**Written task:**
Look through the data below. Pick out the lines holding the string "đồng".

**Material for this exercise:**

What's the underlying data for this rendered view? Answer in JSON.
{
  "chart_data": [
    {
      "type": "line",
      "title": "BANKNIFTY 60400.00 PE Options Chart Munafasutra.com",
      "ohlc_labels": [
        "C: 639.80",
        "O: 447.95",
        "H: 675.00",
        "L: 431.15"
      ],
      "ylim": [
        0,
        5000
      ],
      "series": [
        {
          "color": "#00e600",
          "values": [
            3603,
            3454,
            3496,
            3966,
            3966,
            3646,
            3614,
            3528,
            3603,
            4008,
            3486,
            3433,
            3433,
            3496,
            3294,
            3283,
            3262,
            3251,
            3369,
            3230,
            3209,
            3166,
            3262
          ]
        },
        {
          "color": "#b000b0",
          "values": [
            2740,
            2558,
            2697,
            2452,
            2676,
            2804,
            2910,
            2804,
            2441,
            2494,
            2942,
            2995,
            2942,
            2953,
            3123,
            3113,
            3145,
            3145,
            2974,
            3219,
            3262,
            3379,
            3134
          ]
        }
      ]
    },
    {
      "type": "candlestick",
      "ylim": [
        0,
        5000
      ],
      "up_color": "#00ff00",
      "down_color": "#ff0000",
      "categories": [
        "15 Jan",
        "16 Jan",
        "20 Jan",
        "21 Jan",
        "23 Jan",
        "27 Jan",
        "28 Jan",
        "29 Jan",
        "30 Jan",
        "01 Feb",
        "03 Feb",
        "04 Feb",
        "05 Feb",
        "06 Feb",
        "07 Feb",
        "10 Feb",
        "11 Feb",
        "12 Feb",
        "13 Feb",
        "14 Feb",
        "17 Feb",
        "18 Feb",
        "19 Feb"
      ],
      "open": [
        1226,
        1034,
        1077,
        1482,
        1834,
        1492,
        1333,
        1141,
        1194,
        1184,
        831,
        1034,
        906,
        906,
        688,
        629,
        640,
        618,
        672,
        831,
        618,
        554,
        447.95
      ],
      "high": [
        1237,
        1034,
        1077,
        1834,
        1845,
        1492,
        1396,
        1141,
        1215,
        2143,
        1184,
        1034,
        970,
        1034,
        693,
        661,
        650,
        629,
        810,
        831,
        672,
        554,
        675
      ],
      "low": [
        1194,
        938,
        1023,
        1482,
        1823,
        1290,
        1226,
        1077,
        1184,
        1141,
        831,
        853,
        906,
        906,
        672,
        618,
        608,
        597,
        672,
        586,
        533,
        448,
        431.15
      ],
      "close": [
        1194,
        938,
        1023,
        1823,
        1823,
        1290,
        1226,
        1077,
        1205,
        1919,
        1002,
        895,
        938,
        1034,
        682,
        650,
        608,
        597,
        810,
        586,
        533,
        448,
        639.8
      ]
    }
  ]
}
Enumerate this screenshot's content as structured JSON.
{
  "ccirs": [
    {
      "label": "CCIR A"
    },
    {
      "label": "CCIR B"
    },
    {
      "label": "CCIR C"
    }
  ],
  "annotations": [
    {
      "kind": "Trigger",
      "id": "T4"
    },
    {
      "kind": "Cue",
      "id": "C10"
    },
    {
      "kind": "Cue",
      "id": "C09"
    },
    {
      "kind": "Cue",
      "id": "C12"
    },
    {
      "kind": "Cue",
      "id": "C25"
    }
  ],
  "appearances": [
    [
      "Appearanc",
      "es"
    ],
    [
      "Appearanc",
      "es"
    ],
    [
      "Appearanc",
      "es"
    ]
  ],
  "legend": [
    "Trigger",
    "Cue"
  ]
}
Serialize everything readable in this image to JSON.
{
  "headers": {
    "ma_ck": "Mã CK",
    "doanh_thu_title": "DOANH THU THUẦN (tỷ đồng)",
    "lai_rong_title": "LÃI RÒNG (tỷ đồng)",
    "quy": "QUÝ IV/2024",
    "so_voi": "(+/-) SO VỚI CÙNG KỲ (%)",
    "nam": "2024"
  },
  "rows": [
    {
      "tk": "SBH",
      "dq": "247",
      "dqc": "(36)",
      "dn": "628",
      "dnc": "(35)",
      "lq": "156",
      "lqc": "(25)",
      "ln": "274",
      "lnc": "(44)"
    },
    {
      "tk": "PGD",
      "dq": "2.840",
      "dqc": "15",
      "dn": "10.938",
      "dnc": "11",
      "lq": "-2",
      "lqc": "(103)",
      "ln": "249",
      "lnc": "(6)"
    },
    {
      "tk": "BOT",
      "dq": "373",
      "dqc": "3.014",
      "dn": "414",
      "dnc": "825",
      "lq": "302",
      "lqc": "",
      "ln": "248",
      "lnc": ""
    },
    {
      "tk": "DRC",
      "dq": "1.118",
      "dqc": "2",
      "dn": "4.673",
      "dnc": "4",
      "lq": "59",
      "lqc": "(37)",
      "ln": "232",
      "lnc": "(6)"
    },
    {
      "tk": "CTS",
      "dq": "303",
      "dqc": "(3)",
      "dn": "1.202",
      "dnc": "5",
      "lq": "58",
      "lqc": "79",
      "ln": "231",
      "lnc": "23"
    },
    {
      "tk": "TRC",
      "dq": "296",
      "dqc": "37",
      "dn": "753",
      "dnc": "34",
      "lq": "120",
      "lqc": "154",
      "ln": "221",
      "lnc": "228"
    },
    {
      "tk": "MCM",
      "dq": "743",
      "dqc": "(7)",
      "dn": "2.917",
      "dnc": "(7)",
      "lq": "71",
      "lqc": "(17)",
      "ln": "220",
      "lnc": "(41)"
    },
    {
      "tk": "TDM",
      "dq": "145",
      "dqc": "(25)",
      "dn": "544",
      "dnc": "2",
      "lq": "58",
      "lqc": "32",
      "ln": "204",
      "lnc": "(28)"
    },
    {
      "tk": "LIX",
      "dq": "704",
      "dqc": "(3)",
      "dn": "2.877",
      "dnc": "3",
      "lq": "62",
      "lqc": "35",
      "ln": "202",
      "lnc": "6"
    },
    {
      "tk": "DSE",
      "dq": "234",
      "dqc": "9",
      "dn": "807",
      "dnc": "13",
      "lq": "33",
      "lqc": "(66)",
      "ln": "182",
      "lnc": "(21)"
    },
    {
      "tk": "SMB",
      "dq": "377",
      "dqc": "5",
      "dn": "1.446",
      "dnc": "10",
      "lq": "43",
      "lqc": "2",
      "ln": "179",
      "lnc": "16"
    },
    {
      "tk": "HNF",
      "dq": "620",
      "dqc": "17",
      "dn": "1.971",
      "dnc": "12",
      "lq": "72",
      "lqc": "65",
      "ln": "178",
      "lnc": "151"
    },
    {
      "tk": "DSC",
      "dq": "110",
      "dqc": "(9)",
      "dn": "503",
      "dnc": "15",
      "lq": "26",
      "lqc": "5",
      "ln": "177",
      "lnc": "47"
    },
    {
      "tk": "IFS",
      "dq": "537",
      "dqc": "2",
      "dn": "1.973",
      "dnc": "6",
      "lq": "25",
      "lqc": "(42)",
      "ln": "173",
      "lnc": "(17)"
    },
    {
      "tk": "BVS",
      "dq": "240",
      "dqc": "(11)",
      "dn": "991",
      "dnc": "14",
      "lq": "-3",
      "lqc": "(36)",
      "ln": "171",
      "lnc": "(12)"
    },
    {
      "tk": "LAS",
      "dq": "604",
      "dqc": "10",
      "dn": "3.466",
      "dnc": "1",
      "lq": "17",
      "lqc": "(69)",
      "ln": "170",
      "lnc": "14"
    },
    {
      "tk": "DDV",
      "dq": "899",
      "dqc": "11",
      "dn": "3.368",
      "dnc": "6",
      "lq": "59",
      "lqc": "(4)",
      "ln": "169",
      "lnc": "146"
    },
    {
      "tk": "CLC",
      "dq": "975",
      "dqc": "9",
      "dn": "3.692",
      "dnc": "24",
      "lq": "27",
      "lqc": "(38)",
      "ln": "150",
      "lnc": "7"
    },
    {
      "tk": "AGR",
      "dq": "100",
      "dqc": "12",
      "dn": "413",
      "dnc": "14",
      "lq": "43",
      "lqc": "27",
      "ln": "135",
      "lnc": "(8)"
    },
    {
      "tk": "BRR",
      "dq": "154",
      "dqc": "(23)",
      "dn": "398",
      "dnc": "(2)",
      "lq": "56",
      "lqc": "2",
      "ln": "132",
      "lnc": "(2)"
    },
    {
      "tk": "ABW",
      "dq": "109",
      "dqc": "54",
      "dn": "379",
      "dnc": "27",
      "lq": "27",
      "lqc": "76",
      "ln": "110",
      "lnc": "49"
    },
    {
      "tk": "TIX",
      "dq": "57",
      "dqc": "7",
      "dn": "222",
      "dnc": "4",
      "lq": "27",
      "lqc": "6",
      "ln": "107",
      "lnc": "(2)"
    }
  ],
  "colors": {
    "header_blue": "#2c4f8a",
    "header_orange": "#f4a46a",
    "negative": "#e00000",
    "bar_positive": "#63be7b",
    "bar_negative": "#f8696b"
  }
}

**Answer to the problem:**
    "doanh_thu_title": "DOANH THU THUẦN (tỷ đồng)",
    "lai_rong_title": "LÃI RÒNG (tỷ đồng)",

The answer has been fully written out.